(Edit: caveats are listed in a more recent post
Computer cluster job scheduling software is fantastic at managing resources
and permitting many jobs to run efficiently and simultaneously.
However, schedulers aren’t always great at giving end-users feedback
when things go wrong.
For example, on our ShARC cluster, which runs the (Son of) Grid Engine (SGE) scheduler,
if you request a longer run-time than is permitted by any of the cluster’s job queue configurations
then your job will sit there queueing indefinitely until you or someone else deletes it.
For example, let’s use qsub
to submit a job where we ask for 1000 hours of run time and 4 GiB of RAM:
[will@mysofa ~]$ ssh sharc
...
[te1st@sharc-login1 ~]$ qsub -l h_rt=1000:00:00 -l rmem=4G -m bea -M w.furnass@sheffield.ac.uk -N longtask myjobscript.sge
Your job 236268 ("STDIN") has been submitted
[te1st@sharc-login1 ~]$ qstat -u $USER
job-ID prior name user state submit/start at queue slots ja-task-ID
-----------------------------------------------------------------------------------------------------------------
217834 0.00000 longtask te1st qw 03/20/2017 10:48:39 1
Job 217834 will now sit queuing forever.
Not only will you not be told why,
you won’t be given any notification that the job will not run.
In situations like this it can be useful to ask the scheduler to validate a job.
One way of doing this is to run ‘qalter -w v <myjobid>
’ after job submission
if say you think that a job has now been queueing for longer
than previously-submitted jobs of a similar nature:
[te1st@sharc-login1 ~]$ qalter -w v 217834
Job 217834 (-l h_rt=3600000) cannot run in queue "flybrain.q" because of cluster queue
Job 217834 (-l h_rt=3600000) cannot run in queue "gpu.q" because of cluster queue
Job 217834 (-l h_rt=3600000) cannot run in queue "gen2reg.q" because of cluster queue
Job 217834 (-l h_rt=3600000) cannot run in queue "rse.q" because of cluster queue
Job 217834 (-l h_rt=3600000) cannot run in queue "gpu-vis.q" because of cluster queue
Job 217834 (-l h_rt=3600000) cannot run in queue "insigneo-polaris.q" because of cluster queue
Job 217834 (-l h_rt=3600000) cannot run in queue "interactive.q" because of cluster queue
Job 217834 (-l h_rt=3600000) cannot run in queue "shortint.q" because of cluster queue
Job 217834 (-l h_rt=3600000) cannot run in queue "all.q" because of cluster queue
Job 217834 (-l h_rt=3600000) cannot run in queue "evolgen.q" because of cluster queue
Job 217834 (-l h_rt=3600000) cannot run in queue "rse-training.q" because of cluster queue
Job 217834 (-l h_rt=3600000) cannot run in queue "cstest.q" because of cluster queue
verification: no suitable queues
What this ‘qalter -w v <myjobid>
’ command does is check to see whether the job could run
in any of the job queues on the cluster
if the cluster were free of other jobs.
The last line of output is key:
our job will never be run given the current cluster configuration.

☆ ☆ ☆ ☆ ☆ ☆ ☆

(WRITTEN TASK A) Find every line in the listing that contains the string "separator" and copy each one out.
The listing has nothing to do with the post on Grid Engine job scheduling.

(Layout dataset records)
☆ ☆ ☆ ☆ ☆ ☆ ☆

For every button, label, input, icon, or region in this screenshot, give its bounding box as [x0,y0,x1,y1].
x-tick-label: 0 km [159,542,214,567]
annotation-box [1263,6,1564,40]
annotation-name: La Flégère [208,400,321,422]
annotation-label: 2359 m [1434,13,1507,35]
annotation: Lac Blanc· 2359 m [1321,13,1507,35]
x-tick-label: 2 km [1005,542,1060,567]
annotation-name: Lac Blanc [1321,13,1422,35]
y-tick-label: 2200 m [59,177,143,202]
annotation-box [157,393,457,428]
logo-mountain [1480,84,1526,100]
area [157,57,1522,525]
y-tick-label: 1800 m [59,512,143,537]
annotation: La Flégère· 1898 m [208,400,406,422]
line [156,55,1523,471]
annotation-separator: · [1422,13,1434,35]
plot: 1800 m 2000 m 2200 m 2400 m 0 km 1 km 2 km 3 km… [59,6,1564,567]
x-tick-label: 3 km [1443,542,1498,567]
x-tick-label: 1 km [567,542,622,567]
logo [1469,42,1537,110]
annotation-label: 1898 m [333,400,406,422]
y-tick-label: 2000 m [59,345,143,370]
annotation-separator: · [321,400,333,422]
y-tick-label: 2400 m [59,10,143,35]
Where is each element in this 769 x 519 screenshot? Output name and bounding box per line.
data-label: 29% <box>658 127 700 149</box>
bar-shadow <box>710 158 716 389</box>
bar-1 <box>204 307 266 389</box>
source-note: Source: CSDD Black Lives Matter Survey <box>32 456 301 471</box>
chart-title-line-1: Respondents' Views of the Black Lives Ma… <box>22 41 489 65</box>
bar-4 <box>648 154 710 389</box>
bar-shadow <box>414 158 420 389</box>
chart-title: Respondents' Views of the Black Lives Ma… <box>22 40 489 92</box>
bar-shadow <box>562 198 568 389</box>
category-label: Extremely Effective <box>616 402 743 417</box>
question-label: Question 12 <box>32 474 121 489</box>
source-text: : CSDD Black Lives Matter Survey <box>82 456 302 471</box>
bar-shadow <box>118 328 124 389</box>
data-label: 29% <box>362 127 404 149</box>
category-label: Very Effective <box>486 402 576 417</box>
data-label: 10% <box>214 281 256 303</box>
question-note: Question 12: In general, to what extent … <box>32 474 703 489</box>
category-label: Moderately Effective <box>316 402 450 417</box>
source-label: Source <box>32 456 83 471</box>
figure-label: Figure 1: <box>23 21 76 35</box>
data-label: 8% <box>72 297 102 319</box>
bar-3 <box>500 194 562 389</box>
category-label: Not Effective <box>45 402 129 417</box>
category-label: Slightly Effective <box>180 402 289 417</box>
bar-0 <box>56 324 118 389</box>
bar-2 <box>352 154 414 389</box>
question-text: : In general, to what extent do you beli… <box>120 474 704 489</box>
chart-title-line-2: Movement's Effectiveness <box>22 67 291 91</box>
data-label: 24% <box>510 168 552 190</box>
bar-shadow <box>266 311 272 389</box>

☆ ☆ ☆ ☆ ☆ ☆ ☆

(WRITTEN TASK B) Carry on the post on Grid Engine job scheduling, starting right after its last sentence.

(EXPECTED OUTPUT A)
annotation-separator: · [1422,13,1434,35]
annotation-separator: · [321,400,333,422]

(EXPECTED OUTPUT B)
Looking above that, we can see that it cannot run in any of the general-purpose job queues
(such as all.q
) and
there is specific mention of our 1000 hour (3600000s) run-time resource request.
We can therefore deduce that our run-time resource request wasn’t satisfiable.
Once we know that our job can’t run we could then delete our job…
[te1st@sharc-login1 ~]$ qdel 217834
te1st has deleted job 217834
…then consult the cluster’s documentation to discover the maximum possible run-time and resubmit using more sensible resource requests.
Alternatively we can use qalter to modify the resource requests associated with a queueing job:
qalter -l h_rt=96:00:00 -l rmem=4G 217834
Important: using qalter
in this fashion will change all resource requests for the job so here we need to re-specify the rmem
request.
You can also perform the same type of job validation at job submission time using -w v
e.g.
qsub -w v -l 1000:00:00 -l rmem=4G myjobscript.sge
This won’t actually submit your job; it just performs validation.
You may ask why such validation is not enabled by default for all jobs; one reason for this is that it is believed it would place undue burden on the scheduler.
Another is that sometimes a validation attempt results in a false negative that can be difficult to automatically identify (edit: see this more recent post for details).
If you repeat the experiment outlined above but instead of requesting 1000 hours of runtime you ask for 100 GPUs, 9999GB of RAM or 10000 cores you’ll observe the same behaviour: jobs that make requests unsatisfiable under the current cluster configuration can be submitted but will never run.
Again, job validation can help here but depending on the type of resource the validation error messages can be more or less cryptic.
For example, if you try to validate a 100000-‘slot’ (core) MPI job using -w v
you get the following:
qsub -pe mpi 100000 -w v somejob.sge
...
Job 311838 cannot run in PE "mpi" because it only offers 0 slots
This is rather misleading but the mention of ‘slots’ should prompt you to check the number of cores you’ve requested is sensible.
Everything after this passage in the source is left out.